Brief:
Select the lines that contain "xlabel" and copy each of them.

-------------------------

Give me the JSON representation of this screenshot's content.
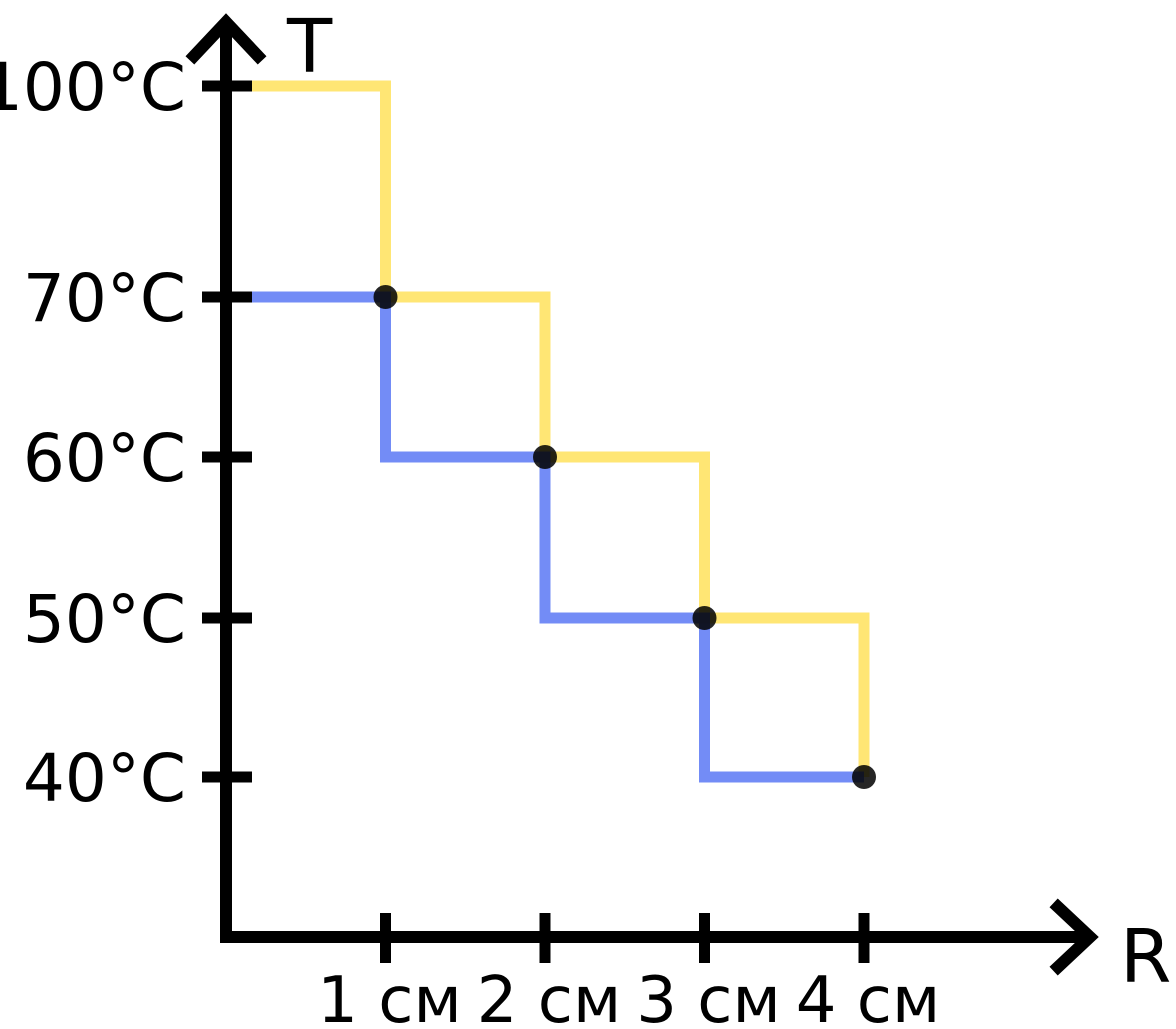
{
  "chart_data": {
    "type": "line",
    "xlabel": "R",
    "ylabel": "T",
    "x_ticks": [
      {
        "value": 1,
        "label": "1 см"
      },
      {
        "value": 2,
        "label": "2 см"
      },
      {
        "value": 3,
        "label": "3 см"
      },
      {
        "value": 4,
        "label": "4 см"
      }
    ],
    "y_ticks": [
      {
        "value": 100,
        "label": "100°C"
      },
      {
        "value": 70,
        "label": "70°C"
      },
      {
        "value": 60,
        "label": "60°C"
      },
      {
        "value": 50,
        "label": "50°C"
      },
      {
        "value": 40,
        "label": "40°C"
      }
    ],
    "series": [
      {
        "color": "#ffe25c",
        "step": "upper",
        "points": [
          [
            0,
            100
          ],
          [
            1,
            100
          ],
          [
            1,
            70
          ],
          [
            2,
            70
          ],
          [
            2,
            60
          ],
          [
            3,
            60
          ],
          [
            3,
            50
          ],
          [
            4,
            50
          ],
          [
            4,
            40
          ]
        ]
      },
      {
        "color": "#5a78f5",
        "step": "lower",
        "points": [
          [
            0,
            70
          ],
          [
            1,
            70
          ],
          [
            1,
            60
          ],
          [
            2,
            60
          ],
          [
            2,
            50
          ],
          [
            3,
            50
          ],
          [
            3,
            40
          ],
          [
            4,
            40
          ]
        ]
      }
    ],
    "markers": [
      [
        1,
        70
      ],
      [
        2,
        60
      ],
      [
        3,
        50
      ],
      [
        4,
        40
      ]
    ],
    "axis_color": "#000000",
    "marker_color": "#000000"
  }
}
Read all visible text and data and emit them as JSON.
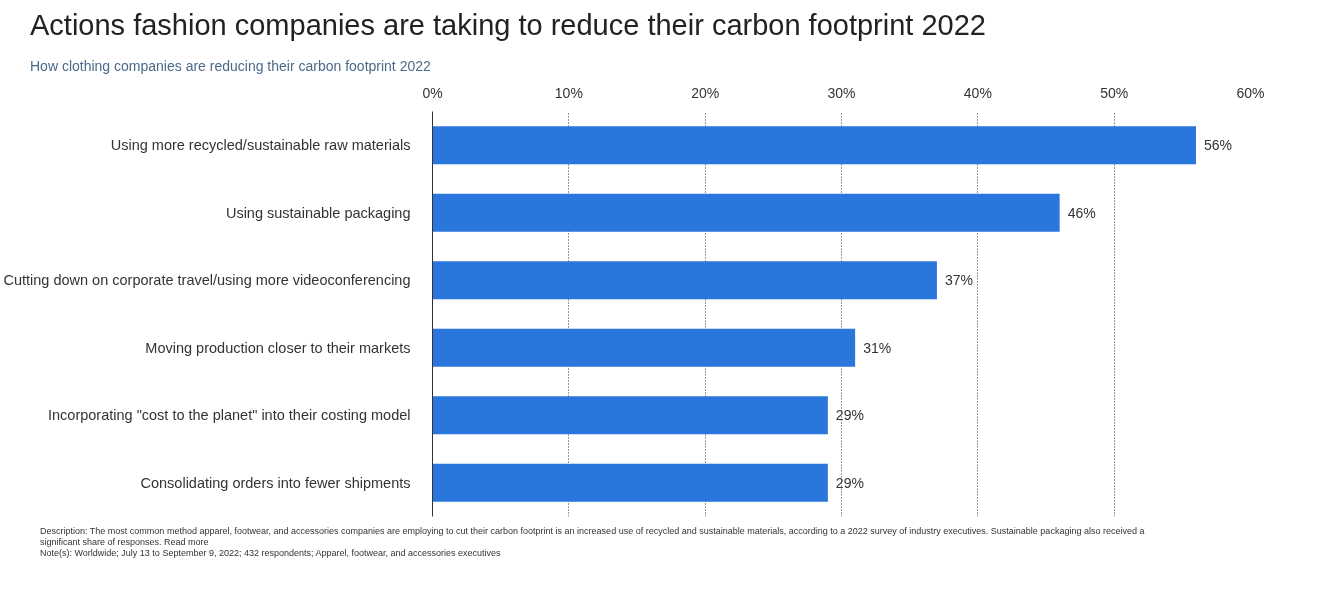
{
  "chart_data": {
    "type": "bar",
    "orientation": "horizontal",
    "title": "Actions fashion companies are taking to reduce their carbon footprint 2022",
    "subtitle": "How clothing companies are reducing their carbon footprint 2022",
    "categories": [
      "Using more recycled/sustainable raw materials",
      "Using sustainable packaging",
      "Cutting down on corporate travel/using more videoconferencing",
      "Moving production closer to their markets",
      "Incorporating \"cost to the planet\" into their costing model",
      "Consolidating orders into fewer shipments"
    ],
    "values": [
      56,
      46,
      37,
      31,
      29,
      29
    ],
    "color": "#2a76dd",
    "value_labels": [
      "56%",
      "46%",
      "37%",
      "31%",
      "29%",
      "29%"
    ],
    "xlim": [
      0,
      60
    ],
    "xticks": [
      {
        "value": 0,
        "label": "0%"
      },
      {
        "value": 10,
        "label": "10%"
      },
      {
        "value": 20,
        "label": "20%"
      },
      {
        "value": 30,
        "label": "30%"
      },
      {
        "value": 40,
        "label": "40%"
      },
      {
        "value": 50,
        "label": "50%"
      },
      {
        "value": 60,
        "label": "60%"
      }
    ],
    "grid": "x",
    "annotations": [
      "Description: The most common method apparel, footwear, and accessories companies are employing to cut their carbon footprint is an increased use of recycled and sustainable materials, according to a 2022 survey of industry executives. Sustainable packaging also received a significant share of responses. Read more",
      "Note(s): Worldwide; July 13 to September 9, 2022; 432 respondents; Apparel, footwear, and accessories executives"
    ]
  }
}
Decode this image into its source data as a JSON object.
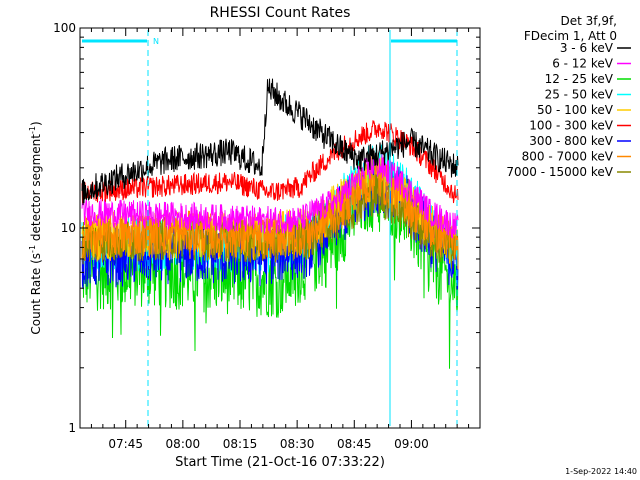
{
  "chart_data": {
    "type": "line",
    "title": "RHESSI Count Rates",
    "xlabel": "Start Time (21-Oct-16 07:33:22)",
    "ylabel_main": "Count Rate (s",
    "ylabel_sup1": "-1",
    "ylabel_mid": " detector segment",
    "ylabel_sup2": "-1",
    "ylabel_end": ")",
    "y_scale": "log",
    "ylim": [
      1,
      100
    ],
    "xlim_minutes": [
      7.55,
      9.3
    ],
    "x_start_time": "07:33:22",
    "x_ticks": [
      {
        "label": "07:45",
        "minutes": 7.75
      },
      {
        "label": "08:00",
        "minutes": 8.0
      },
      {
        "label": "08:15",
        "minutes": 8.25
      },
      {
        "label": "08:30",
        "minutes": 8.5
      },
      {
        "label": "08:45",
        "minutes": 8.75
      },
      {
        "label": "09:00",
        "minutes": 9.0
      }
    ],
    "y_ticks": [
      {
        "label": "1",
        "value": 1
      },
      {
        "label": "10",
        "value": 10
      },
      {
        "label": "100",
        "value": 100
      }
    ],
    "legend_header": [
      "Det 3f,9f,",
      "FDecim 1, Att 0"
    ],
    "series": [
      {
        "name": "3 - 6 keV",
        "color": "#000000"
      },
      {
        "name": "6 - 12 keV",
        "color": "#ff00ff"
      },
      {
        "name": "12 - 25 keV",
        "color": "#00dd00"
      },
      {
        "name": "25 - 50 keV",
        "color": "#00ffff"
      },
      {
        "name": "50 - 100 keV",
        "color": "#ffcc00"
      },
      {
        "name": "100 - 300 keV",
        "color": "#ff0000"
      },
      {
        "name": "300 - 800 keV",
        "color": "#0000ff"
      },
      {
        "name": "800 - 7000 keV",
        "color": "#ff8800"
      },
      {
        "name": "7000 - 15000 keV",
        "color": "#888800"
      }
    ],
    "annotations": {
      "night_label": "N",
      "footer_date": "1-Sep-2022 14:40"
    }
  }
}
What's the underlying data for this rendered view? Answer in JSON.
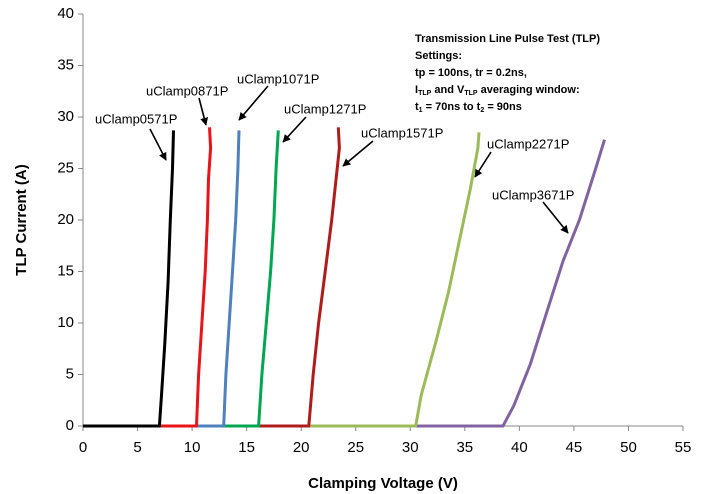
{
  "chart_data": {
    "type": "line",
    "xlabel": "Clamping Voltage (V)",
    "ylabel": "TLP Current (A)",
    "xlim": [
      0,
      55
    ],
    "xticks": [
      0,
      5,
      10,
      15,
      20,
      25,
      30,
      35,
      40,
      45,
      50,
      55
    ],
    "ylim": [
      0,
      40
    ],
    "yticks": [
      0,
      5,
      10,
      15,
      20,
      25,
      30,
      35,
      40
    ],
    "grid": false,
    "series": [
      {
        "name": "uClamp0571P",
        "color": "#000000",
        "x": [
          0,
          7.0,
          7.2,
          7.5,
          7.8,
          8.0,
          8.2,
          8.3
        ],
        "values": [
          0,
          0,
          3,
          8,
          14,
          20,
          25,
          28.7
        ]
      },
      {
        "name": "uClamp0871P",
        "color": "#e8141a",
        "x": [
          0,
          10.4,
          10.6,
          10.9,
          11.2,
          11.4,
          11.5,
          11.7,
          11.6
        ],
        "values": [
          0,
          0,
          5,
          10,
          15,
          20,
          24,
          27,
          29
        ]
      },
      {
        "name": "uClamp1071P",
        "color": "#4f81bd",
        "x": [
          0,
          12.9,
          13.1,
          13.4,
          13.7,
          14.0,
          14.2,
          14.3
        ],
        "values": [
          0,
          0,
          5,
          10,
          15,
          20,
          25,
          28.7
        ]
      },
      {
        "name": "uClamp1271P",
        "color": "#00a650",
        "x": [
          0,
          16.1,
          16.4,
          16.8,
          17.2,
          17.5,
          17.7,
          17.9
        ],
        "values": [
          0,
          0,
          5,
          10,
          15,
          20,
          25,
          28.7
        ]
      },
      {
        "name": "uClamp1571P",
        "color": "#b01c1c",
        "x": [
          0,
          20.7,
          21.1,
          21.6,
          22.2,
          22.8,
          23.2,
          23.5,
          23.4
        ],
        "values": [
          0,
          0,
          5,
          10,
          15,
          20,
          24,
          27,
          29
        ]
      },
      {
        "name": "uClamp2271P",
        "color": "#9bbb59",
        "x": [
          0,
          30.5,
          31.0,
          32.3,
          33.5,
          34.5,
          35.5,
          36.2,
          36.3
        ],
        "values": [
          0,
          0,
          3,
          8,
          13,
          18,
          23,
          27,
          28.5
        ]
      },
      {
        "name": "uClamp3671P",
        "color": "#8064a2",
        "x": [
          0,
          38.5,
          39.5,
          41.0,
          42.5,
          44.0,
          45.5,
          47.0,
          47.8
        ],
        "values": [
          0,
          0,
          2,
          6,
          11,
          16,
          20,
          25,
          27.8
        ]
      }
    ],
    "annotation": {
      "lines": [
        [
          {
            "t": "Transmission Line Pulse Test (TLP)"
          }
        ],
        [
          {
            "t": "Settings:"
          }
        ],
        [
          {
            "t": "tp = 100ns, tr = 0.2ns,"
          }
        ],
        [
          {
            "t": "I"
          },
          {
            "sub": "TLP"
          },
          {
            "t": " and V"
          },
          {
            "sub": "TLP"
          },
          {
            "t": " averaging window:"
          }
        ],
        [
          {
            "t": "t"
          },
          {
            "sub": "1"
          },
          {
            "t": " = 70ns to t"
          },
          {
            "sub": "2"
          },
          {
            "t": " = 90ns"
          }
        ]
      ]
    }
  }
}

-------------------------

Correct response:
    "xlabel": "R",
    "xlabel": "Start Time (21-Oct-16 07:33:22)",
    "xlabel": "Clamping Voltage (V)",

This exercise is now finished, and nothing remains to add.